Here are some records; return them all exactly.

##### Dataset rows

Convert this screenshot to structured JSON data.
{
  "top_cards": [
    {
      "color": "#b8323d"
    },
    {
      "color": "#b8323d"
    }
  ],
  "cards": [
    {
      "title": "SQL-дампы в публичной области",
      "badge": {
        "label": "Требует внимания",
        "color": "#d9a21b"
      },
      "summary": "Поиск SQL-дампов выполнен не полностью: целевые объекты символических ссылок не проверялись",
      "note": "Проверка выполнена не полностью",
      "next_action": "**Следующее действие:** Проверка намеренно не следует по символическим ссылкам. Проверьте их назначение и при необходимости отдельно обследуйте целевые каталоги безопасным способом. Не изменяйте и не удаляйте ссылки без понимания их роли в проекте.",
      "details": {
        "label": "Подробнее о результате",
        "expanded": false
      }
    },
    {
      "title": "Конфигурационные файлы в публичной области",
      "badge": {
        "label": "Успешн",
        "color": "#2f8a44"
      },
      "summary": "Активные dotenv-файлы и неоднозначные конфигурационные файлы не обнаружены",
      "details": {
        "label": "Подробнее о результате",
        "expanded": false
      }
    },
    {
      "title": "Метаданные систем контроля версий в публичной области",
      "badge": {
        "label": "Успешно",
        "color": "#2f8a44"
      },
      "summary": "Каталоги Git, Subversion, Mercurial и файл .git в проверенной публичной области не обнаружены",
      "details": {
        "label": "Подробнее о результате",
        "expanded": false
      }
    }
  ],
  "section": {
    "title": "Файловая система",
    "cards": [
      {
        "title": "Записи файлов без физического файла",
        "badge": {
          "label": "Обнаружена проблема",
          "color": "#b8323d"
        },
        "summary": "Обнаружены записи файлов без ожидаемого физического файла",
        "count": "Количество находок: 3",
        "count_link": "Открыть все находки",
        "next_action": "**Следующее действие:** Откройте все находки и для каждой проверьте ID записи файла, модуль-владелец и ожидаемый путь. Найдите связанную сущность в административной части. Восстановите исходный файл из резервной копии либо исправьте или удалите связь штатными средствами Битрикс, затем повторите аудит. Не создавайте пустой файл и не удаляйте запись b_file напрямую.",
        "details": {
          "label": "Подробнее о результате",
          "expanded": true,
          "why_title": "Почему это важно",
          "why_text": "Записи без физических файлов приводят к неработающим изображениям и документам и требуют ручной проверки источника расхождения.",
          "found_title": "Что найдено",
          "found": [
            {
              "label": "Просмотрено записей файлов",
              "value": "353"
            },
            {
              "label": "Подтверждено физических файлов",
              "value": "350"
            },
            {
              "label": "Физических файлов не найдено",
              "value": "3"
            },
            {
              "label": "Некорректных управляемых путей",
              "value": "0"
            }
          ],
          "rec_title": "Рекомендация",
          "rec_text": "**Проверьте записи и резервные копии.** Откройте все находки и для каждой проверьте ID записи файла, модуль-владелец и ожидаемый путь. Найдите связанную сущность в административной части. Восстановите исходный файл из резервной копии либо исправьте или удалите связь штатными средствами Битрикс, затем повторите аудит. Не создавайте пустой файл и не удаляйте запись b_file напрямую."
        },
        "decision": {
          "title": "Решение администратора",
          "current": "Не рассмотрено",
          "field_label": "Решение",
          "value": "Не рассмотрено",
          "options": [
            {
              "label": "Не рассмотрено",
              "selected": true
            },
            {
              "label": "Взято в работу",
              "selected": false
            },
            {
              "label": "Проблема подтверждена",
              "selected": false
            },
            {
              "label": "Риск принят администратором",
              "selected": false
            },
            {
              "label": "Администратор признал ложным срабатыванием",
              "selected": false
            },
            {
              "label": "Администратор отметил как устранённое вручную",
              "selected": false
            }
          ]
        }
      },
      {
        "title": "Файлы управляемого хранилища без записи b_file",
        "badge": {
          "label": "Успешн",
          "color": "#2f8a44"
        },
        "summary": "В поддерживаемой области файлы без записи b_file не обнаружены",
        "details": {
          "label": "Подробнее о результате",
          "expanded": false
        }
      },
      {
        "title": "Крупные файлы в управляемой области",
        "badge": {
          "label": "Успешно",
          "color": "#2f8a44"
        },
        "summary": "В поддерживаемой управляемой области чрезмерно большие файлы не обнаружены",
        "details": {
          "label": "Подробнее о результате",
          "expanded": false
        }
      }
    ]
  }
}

##########

▶ Solution for this task
Convert this screenshot to structured JSON data.
{
  "top_cards": [
    {
      "color": "#b8323d"
    },
    {
      "color": "#b8323d"
    }
  ],
  "cards": [
    {
      "title": "SQL-дампы в публичной области",
      "badge": {
        "label": "Требует внимания",
        "color": "#d9a21b"
      },
      "summary": "Поиск SQL-дампов выполнен не полностью: целевые объекты символических ссылок не проверялись",
      "note": "Проверка выполнена не полностью",
      "next_action": "**Следующее действие:** Проверка намеренно не следует по символическим ссылкам. Проверьте их назначение и при необходимости отдельно обследуйте целевые каталоги безопасным способом. Не изменяйте и не удаляйте ссылки без понимания их роли в проекте.",
      "details": {
        "label": "Подробнее о результате",
        "expanded": false
      }
    },
    {
      "title": "Конфигурационные файлы в публичной области",
      "badge": {
        "label": "Успешн",
        "color": "#2f8a44"
      },
      "summary": "Активные dotenv-файлы и неоднозначные конфигурационные файлы не обнаружены",
      "details": {
        "label": "Подробнее о результате",
        "expanded": false
      }
    },
    {
      "title": "Метаданные систем контроля версий в публичной области",
      "badge": {
        "label": "Успешно",
        "color": "#2f8a44"
      },
      "summary": "Каталоги Git, Subversion, Mercurial и файл .git в проверенной публичной области не обнаружены",
      "details": {
        "label": "Подробнее о результате",
        "expanded": false
      }
    }
  ],
  "section": {
    "title": "Файловая система",
    "cards": [
      {
        "title": "Записи файлов без физического файла",
        "badge": {
          "label": "Обнаружена проблема",
          "color": "#b8323d"
        },
        "summary": "Обнаружены записи файлов без ожидаемого физического файла",
        "count": "Количество находок: 3",
        "count_link": "Открыть все находки",
        "next_action": "**Следующее действие:** Откройте все находки и для каждой проверьте ID записи файла, модуль-владелец и ожидаемый путь. Найдите связанную сущность в административной части. Восстановите исходный файл из резервной копии либо исправьте или удалите связь штатными средствами Битрикс, затем повторите аудит. Не создавайте пустой файл и не удаляйте запись b_file напрямую.",
        "details": {
          "label": "Подробнее о результате",
          "expanded": true,
          "why_title": "Почему это важно",
          "why_text": "Записи без физических файлов приводят к неработающим изображениям и документам и требуют ручной проверки источника расхождения.",
          "found_title": "Что найдено",
          "found": [
            {
              "label": "Просмотрено записей файлов",
              "value": "353"
            },
            {
              "label": "Подтверждено физических файлов",
              "value": "350"
            },
            {
              "label": "Физических файлов не найдено",
              "value": "3"
            },
            {
              "label": "Некорректных управляемых путей",
              "value": "0"
            }
          ],
          "rec_title": "Рекомендация",
          "rec_text": "**Проверьте записи и резервные копии.** Откройте все находки и для каждой проверьте ID записи файла, модуль-владелец и ожидаемый путь. Найдите связанную сущность в административной части. Восстановите исходный файл из резервной копии либо исправьте или удалите связь штатными средствами Битрикс, затем повторите аудит. Не создавайте пустой файл и не удаляйте запись b_file напрямую."
        },
        "decision": {
          "title": "Решение администратора",
          "current": "Не рассмотрено",
          "field_label": "Решение",
          "value": "Не рассмотрено",
          "options": [
            {
              "label": "Не рассмотрено",
              "selected": true
            },
            {
              "label": "Взято в работу",
              "selected": false
            },
            {
              "label": "Проблема подтверждена",
              "selected": false
            },
            {
              "label": "Риск принят администратором",
              "selected": false
            },
            {
              "label": "Администратор признал ложным срабатыванием",
              "selected": false
            },
            {
              "label": "Администратор отметил как устранённое вручную",
              "selected": false
            }
          ]
        }
      },
      {
        "title": "Файлы управляемого хранилища без записи b_file",
        "badge": {
          "label": "Успешн",
          "color": "#2f8a44"
        },
        "summary": "В поддерживаемой области файлы без записи b_file не обнаружены",
        "details": {
          "label": "Подробнее о результате",
          "expanded": false
        }
      },
      {
        "title": "Крупные файлы в управляемой области",
        "badge": {
          "label": "Успешно",
          "color": "#2f8a44"
        },
        "summary": "В поддерживаемой управляемой области чрезмерно большие файлы не обнаружены",
        "details": {
          "label": "Подробнее о результате",
          "expanded": false
        }
      }
    ]
  }
}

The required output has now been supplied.